Data records:
***
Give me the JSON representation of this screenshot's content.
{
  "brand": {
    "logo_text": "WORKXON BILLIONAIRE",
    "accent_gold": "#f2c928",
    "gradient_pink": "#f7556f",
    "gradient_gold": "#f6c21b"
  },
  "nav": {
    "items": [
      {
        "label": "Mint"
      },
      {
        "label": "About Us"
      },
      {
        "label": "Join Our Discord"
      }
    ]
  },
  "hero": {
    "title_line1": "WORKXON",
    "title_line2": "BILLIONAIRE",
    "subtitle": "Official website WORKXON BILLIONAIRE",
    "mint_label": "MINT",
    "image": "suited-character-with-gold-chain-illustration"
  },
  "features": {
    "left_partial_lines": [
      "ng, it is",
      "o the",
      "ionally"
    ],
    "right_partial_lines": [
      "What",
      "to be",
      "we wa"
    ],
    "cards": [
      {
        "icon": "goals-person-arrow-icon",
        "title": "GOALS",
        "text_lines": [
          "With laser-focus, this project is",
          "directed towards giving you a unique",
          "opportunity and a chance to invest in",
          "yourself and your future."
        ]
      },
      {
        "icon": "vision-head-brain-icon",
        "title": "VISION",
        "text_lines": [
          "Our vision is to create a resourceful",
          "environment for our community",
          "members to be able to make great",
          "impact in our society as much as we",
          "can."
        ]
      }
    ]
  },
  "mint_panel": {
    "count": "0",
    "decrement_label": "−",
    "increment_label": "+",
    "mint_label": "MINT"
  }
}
***
What the task requires:
Reproduce the listing shown above in its entirety, exactly.

Finished answer:
Give me the JSON representation of this screenshot's content.
{
  "brand": {
    "logo_text": "WORKXON BILLIONAIRE",
    "accent_gold": "#f2c928",
    "gradient_pink": "#f7556f",
    "gradient_gold": "#f6c21b"
  },
  "nav": {
    "items": [
      {
        "label": "Mint"
      },
      {
        "label": "About Us"
      },
      {
        "label": "Join Our Discord"
      }
    ]
  },
  "hero": {
    "title_line1": "WORKXON",
    "title_line2": "BILLIONAIRE",
    "subtitle": "Official website WORKXON BILLIONAIRE",
    "mint_label": "MINT",
    "image": "suited-character-with-gold-chain-illustration"
  },
  "features": {
    "left_partial_lines": [
      "ng, it is",
      "o the",
      "ionally"
    ],
    "right_partial_lines": [
      "What",
      "to be",
      "we wa"
    ],
    "cards": [
      {
        "icon": "goals-person-arrow-icon",
        "title": "GOALS",
        "text_lines": [
          "With laser-focus, this project is",
          "directed towards giving you a unique",
          "opportunity and a chance to invest in",
          "yourself and your future."
        ]
      },
      {
        "icon": "vision-head-brain-icon",
        "title": "VISION",
        "text_lines": [
          "Our vision is to create a resourceful",
          "environment for our community",
          "members to be able to make great",
          "impact in our society as much as we",
          "can."
        ]
      }
    ]
  },
  "mint_panel": {
    "count": "0",
    "decrement_label": "−",
    "increment_label": "+",
    "mint_label": "MINT"
  }
}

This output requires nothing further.